BRIEF — Copy every record below, exactly as written.

§

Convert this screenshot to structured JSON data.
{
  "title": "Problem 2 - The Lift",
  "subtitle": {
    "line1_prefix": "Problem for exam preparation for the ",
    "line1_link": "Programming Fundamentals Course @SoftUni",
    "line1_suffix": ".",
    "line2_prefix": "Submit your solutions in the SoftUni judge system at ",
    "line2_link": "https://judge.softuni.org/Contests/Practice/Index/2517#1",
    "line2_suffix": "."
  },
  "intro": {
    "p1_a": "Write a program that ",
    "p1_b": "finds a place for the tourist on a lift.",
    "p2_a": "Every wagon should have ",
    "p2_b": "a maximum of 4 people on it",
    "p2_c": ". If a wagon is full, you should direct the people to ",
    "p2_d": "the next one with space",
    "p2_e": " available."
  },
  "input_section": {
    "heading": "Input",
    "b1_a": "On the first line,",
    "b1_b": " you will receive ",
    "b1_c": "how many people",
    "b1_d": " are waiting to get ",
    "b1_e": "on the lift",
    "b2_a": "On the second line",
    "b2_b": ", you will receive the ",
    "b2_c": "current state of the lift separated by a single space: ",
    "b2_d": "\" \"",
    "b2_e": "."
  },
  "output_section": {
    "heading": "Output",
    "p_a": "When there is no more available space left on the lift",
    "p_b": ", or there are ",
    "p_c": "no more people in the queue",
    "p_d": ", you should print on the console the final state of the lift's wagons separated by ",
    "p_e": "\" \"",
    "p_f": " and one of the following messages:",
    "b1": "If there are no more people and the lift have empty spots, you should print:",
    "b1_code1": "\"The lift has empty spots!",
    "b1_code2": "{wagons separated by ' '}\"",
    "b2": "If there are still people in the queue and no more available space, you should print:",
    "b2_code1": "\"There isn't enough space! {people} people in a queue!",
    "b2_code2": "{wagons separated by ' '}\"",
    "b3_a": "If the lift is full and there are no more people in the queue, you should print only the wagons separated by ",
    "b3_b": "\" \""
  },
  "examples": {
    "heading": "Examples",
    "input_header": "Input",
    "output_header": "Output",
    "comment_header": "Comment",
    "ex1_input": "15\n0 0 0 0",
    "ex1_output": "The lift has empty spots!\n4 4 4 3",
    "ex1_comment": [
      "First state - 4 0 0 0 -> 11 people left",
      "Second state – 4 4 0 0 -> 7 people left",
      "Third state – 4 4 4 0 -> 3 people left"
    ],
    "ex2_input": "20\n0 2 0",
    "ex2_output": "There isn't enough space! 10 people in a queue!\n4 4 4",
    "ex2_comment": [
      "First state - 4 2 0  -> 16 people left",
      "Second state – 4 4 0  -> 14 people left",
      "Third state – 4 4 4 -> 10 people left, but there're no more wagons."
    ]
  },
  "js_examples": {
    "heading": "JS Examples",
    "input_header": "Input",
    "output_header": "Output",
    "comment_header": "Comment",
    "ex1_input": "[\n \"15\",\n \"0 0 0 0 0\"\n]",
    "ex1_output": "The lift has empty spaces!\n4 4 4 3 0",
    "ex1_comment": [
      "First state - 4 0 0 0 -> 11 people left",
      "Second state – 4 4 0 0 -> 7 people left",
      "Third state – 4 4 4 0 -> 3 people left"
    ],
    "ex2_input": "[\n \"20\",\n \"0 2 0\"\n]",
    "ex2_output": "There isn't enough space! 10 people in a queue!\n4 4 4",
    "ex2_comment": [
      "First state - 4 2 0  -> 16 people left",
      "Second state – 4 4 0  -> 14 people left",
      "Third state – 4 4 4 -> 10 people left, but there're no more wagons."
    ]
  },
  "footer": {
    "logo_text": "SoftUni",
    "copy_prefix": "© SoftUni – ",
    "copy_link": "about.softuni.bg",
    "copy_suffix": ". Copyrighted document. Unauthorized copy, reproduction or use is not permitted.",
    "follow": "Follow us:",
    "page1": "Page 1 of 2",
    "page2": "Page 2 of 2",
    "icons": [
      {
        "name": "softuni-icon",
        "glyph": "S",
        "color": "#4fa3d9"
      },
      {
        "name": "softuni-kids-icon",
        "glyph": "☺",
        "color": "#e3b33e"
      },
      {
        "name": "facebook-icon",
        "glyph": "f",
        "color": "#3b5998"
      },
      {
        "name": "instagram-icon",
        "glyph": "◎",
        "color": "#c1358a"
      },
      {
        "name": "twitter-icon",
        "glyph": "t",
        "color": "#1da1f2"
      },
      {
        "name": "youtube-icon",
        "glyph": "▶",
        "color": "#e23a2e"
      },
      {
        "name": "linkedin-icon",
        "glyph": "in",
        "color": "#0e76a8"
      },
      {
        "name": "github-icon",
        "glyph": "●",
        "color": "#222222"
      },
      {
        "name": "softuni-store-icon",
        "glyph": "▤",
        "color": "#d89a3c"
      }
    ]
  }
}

§

FULL RESPONSE —
Convert this screenshot to structured JSON data.
{
  "title": "Problem 2 - The Lift",
  "subtitle": {
    "line1_prefix": "Problem for exam preparation for the ",
    "line1_link": "Programming Fundamentals Course @SoftUni",
    "line1_suffix": ".",
    "line2_prefix": "Submit your solutions in the SoftUni judge system at ",
    "line2_link": "https://judge.softuni.org/Contests/Practice/Index/2517#1",
    "line2_suffix": "."
  },
  "intro": {
    "p1_a": "Write a program that ",
    "p1_b": "finds a place for the tourist on a lift.",
    "p2_a": "Every wagon should have ",
    "p2_b": "a maximum of 4 people on it",
    "p2_c": ". If a wagon is full, you should direct the people to ",
    "p2_d": "the next one with space",
    "p2_e": " available."
  },
  "input_section": {
    "heading": "Input",
    "b1_a": "On the first line,",
    "b1_b": " you will receive ",
    "b1_c": "how many people",
    "b1_d": " are waiting to get ",
    "b1_e": "on the lift",
    "b2_a": "On the second line",
    "b2_b": ", you will receive the ",
    "b2_c": "current state of the lift separated by a single space: ",
    "b2_d": "\" \"",
    "b2_e": "."
  },
  "output_section": {
    "heading": "Output",
    "p_a": "When there is no more available space left on the lift",
    "p_b": ", or there are ",
    "p_c": "no more people in the queue",
    "p_d": ", you should print on the console the final state of the lift's wagons separated by ",
    "p_e": "\" \"",
    "p_f": " and one of the following messages:",
    "b1": "If there are no more people and the lift have empty spots, you should print:",
    "b1_code1": "\"The lift has empty spots!",
    "b1_code2": "{wagons separated by ' '}\"",
    "b2": "If there are still people in the queue and no more available space, you should print:",
    "b2_code1": "\"There isn't enough space! {people} people in a queue!",
    "b2_code2": "{wagons separated by ' '}\"",
    "b3_a": "If the lift is full and there are no more people in the queue, you should print only the wagons separated by ",
    "b3_b": "\" \""
  },
  "examples": {
    "heading": "Examples",
    "input_header": "Input",
    "output_header": "Output",
    "comment_header": "Comment",
    "ex1_input": "15\n0 0 0 0",
    "ex1_output": "The lift has empty spots!\n4 4 4 3",
    "ex1_comment": [
      "First state - 4 0 0 0 -> 11 people left",
      "Second state – 4 4 0 0 -> 7 people left",
      "Third state – 4 4 4 0 -> 3 people left"
    ],
    "ex2_input": "20\n0 2 0",
    "ex2_output": "There isn't enough space! 10 people in a queue!\n4 4 4",
    "ex2_comment": [
      "First state - 4 2 0  -> 16 people left",
      "Second state – 4 4 0  -> 14 people left",
      "Third state – 4 4 4 -> 10 people left, but there're no more wagons."
    ]
  },
  "js_examples": {
    "heading": "JS Examples",
    "input_header": "Input",
    "output_header": "Output",
    "comment_header": "Comment",
    "ex1_input": "[\n \"15\",\n \"0 0 0 0 0\"\n]",
    "ex1_output": "The lift has empty spaces!\n4 4 4 3 0",
    "ex1_comment": [
      "First state - 4 0 0 0 -> 11 people left",
      "Second state – 4 4 0 0 -> 7 people left",
      "Third state – 4 4 4 0 -> 3 people left"
    ],
    "ex2_input": "[\n \"20\",\n \"0 2 0\"\n]",
    "ex2_output": "There isn't enough space! 10 people in a queue!\n4 4 4",
    "ex2_comment": [
      "First state - 4 2 0  -> 16 people left",
      "Second state – 4 4 0  -> 14 people left",
      "Third state – 4 4 4 -> 10 people left, but there're no more wagons."
    ]
  },
  "footer": {
    "logo_text": "SoftUni",
    "copy_prefix": "© SoftUni – ",
    "copy_link": "about.softuni.bg",
    "copy_suffix": ". Copyrighted document. Unauthorized copy, reproduction or use is not permitted.",
    "follow": "Follow us:",
    "page1": "Page 1 of 2",
    "page2": "Page 2 of 2",
    "icons": [
      {
        "name": "softuni-icon",
        "glyph": "S",
        "color": "#4fa3d9"
      },
      {
        "name": "softuni-kids-icon",
        "glyph": "☺",
        "color": "#e3b33e"
      },
      {
        "name": "facebook-icon",
        "glyph": "f",
        "color": "#3b5998"
      },
      {
        "name": "instagram-icon",
        "glyph": "◎",
        "color": "#c1358a"
      },
      {
        "name": "twitter-icon",
        "glyph": "t",
        "color": "#1da1f2"
      },
      {
        "name": "youtube-icon",
        "glyph": "▶",
        "color": "#e23a2e"
      },
      {
        "name": "linkedin-icon",
        "glyph": "in",
        "color": "#0e76a8"
      },
      {
        "name": "github-icon",
        "glyph": "●",
        "color": "#222222"
      },
      {
        "name": "softuni-store-icon",
        "glyph": "▤",
        "color": "#d89a3c"
      }
    ]
  }
}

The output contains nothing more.